_Extracted text_
━━━━━━━━

Advanced stage non-small cell lung cancer patients are living increasingly longer because of advances in systemic therapies. The predictive and prognostic value of genetic mutations has started guiding individual approach to patient management. The present study aimed to elucidate the role of EGFR and KRAS mutation statuses in NSCLC patients already diagnosed with brain metastases.

In terms of distant brain failure rates, we found that based on survival analysis and multivariate Cox proportional hazards regression, patients with the KRAS mutation had significantly worse outcomes. This finding, in conjunction with worse overall survival, is likely related to the absence of effective targeted agents in this patient population. No prognostic relationship was proven with distant brain failure and EGFR mutations.

Our multivariate data is suggestive that patients with an EGFR gene mutation likely have better overall survival from the time of brain metastasis diagnosis, and that patients with a KRAS gene mutation likely have worse overall survival from the time of brain metastasis diagnosis, compared to those patients with neither EGFR nor KRAS gene mutations. However, overall survival data for EGFR and KRAS mutation status both barely missed the p=0.05 threshold for statistical significance (p=0.054 and p=0.056 respectively). Thus, another study with a larger sample size would be helpful in statistically verifying this study’s observed effect of EGFR and KRAS gene mutation status on overall survival at the time of brain metastasis diagnosis.

━━━━━━━━

_Data for analysis_

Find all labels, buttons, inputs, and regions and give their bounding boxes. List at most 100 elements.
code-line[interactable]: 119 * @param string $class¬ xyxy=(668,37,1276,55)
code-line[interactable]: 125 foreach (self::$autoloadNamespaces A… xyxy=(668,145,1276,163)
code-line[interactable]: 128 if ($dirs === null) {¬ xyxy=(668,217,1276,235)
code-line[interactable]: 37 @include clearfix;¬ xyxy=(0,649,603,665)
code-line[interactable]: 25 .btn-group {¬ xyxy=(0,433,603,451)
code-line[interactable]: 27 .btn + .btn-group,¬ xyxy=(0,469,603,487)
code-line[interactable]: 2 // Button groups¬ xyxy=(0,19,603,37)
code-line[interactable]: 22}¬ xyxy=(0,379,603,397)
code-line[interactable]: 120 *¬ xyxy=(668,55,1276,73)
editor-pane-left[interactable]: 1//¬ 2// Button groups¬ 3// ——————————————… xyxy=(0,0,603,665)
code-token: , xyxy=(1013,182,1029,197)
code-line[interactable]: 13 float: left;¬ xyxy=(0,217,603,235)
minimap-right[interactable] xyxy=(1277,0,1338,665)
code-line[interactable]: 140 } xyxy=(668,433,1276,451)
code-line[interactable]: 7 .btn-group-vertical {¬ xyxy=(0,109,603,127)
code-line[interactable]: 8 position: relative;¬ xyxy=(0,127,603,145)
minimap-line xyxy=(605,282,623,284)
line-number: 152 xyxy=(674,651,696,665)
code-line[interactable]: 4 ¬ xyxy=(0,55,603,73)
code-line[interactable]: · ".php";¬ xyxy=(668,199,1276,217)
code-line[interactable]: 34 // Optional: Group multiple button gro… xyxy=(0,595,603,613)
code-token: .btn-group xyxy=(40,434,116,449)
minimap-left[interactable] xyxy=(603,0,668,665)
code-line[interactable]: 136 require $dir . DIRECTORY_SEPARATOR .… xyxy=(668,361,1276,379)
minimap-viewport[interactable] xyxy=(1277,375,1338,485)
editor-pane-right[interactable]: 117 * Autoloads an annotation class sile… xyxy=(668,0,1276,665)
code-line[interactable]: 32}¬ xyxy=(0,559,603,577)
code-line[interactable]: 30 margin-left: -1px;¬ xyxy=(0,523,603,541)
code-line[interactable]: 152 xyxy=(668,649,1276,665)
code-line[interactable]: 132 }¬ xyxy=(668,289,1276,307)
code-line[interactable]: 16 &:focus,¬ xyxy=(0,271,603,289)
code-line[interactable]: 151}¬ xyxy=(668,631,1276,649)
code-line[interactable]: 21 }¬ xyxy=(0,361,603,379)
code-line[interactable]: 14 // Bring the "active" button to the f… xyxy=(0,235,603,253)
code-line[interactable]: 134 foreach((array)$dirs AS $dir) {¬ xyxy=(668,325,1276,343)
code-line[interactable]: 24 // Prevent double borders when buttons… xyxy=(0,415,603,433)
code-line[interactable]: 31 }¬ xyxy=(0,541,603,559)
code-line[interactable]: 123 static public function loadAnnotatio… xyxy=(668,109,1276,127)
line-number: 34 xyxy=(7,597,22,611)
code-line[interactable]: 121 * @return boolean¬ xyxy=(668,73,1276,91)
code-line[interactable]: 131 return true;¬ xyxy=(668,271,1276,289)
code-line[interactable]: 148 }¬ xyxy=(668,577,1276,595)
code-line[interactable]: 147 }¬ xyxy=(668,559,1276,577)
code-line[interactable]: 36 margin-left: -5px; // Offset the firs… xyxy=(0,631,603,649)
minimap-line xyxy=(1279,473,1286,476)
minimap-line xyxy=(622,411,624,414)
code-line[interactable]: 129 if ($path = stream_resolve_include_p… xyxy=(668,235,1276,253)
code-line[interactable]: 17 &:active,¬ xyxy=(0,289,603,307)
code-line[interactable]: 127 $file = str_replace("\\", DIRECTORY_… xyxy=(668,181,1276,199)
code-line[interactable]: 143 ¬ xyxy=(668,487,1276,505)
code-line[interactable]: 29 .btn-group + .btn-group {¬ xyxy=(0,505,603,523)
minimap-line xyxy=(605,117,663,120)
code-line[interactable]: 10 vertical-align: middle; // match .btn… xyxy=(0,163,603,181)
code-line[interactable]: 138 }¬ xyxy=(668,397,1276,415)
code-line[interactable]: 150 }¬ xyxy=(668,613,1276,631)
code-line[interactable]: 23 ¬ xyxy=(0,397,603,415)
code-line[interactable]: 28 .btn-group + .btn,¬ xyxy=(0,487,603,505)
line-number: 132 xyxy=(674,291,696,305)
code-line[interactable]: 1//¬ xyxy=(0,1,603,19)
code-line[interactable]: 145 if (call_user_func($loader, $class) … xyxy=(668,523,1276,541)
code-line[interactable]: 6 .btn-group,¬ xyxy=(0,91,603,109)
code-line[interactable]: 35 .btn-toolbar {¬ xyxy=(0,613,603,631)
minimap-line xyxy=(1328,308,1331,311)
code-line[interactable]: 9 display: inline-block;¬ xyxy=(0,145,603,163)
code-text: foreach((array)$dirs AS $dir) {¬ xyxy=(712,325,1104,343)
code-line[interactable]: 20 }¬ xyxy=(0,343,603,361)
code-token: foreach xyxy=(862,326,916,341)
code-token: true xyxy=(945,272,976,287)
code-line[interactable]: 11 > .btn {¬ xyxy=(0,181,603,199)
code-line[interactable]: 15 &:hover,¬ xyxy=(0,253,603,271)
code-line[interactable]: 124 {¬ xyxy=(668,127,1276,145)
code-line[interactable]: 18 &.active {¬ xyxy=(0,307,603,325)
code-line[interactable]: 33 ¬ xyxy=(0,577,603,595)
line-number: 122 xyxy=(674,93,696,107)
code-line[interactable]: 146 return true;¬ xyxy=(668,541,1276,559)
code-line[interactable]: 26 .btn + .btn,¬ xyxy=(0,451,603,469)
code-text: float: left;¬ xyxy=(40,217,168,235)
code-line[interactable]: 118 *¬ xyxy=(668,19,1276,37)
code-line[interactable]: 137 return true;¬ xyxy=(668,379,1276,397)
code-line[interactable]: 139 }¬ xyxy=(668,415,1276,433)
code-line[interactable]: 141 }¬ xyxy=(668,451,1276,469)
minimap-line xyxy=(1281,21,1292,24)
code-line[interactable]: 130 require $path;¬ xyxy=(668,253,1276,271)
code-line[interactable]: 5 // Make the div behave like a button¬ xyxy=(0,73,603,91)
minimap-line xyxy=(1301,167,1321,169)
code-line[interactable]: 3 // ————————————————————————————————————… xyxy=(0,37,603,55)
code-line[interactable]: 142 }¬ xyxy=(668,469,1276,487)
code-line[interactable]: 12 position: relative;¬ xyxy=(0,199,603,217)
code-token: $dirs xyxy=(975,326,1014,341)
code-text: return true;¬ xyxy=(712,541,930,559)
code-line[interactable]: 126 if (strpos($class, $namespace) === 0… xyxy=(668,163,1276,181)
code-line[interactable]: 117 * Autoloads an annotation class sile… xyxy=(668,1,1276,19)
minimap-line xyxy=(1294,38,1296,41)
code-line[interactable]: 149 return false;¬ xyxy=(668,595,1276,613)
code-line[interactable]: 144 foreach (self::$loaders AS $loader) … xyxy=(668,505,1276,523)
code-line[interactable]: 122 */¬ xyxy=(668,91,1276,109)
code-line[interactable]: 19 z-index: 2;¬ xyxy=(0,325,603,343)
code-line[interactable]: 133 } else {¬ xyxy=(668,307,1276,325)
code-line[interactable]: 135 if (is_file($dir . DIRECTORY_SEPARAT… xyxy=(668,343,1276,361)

━━━━━━━━

_Work request 1_
Translate this sentence from the lung cancer passage into Spanish: "This finding, in conjunction with worse overall survival, is likely related to the absence of effective targeted agents in this patient population."
_Work request 2_
Write the next part of the lung cancer passage, picking up after its last sentence.

_Final answer 1_
Este hallazgo, junto con una peor supervivencia global, probablemente esté relacionado con la ausencia de agentes dirigidos eficaces en esta población de pacientes.

_Final answer 2_
Neither mutation was statistically confirmed to have an association with local brain failure. It is possible that the lack of association was driven by low event numbers. Given the effectiveness of ablative radiosurgery, it is not surprising that most tumors respond regardless of their inherent biology, which in turn results in few local failures available for analysis even at a large tertiary center. Given this reality, we expect that biomarkers would be most useful in predicting outcomes outside of the radiosurgical field.

Overall, these findings demonstrate that these biomarkers may have prognostic value for patients even at a late stage in the disease. Because patients and their physicians are confronted with a wide spectrum of treatment options for brain metastases (surgical resection, SRS, WBRT, systemic therapy, and supportive care), biomarker characterization may provide a useful tool with which to navigate therapeutic dilemmas in this context.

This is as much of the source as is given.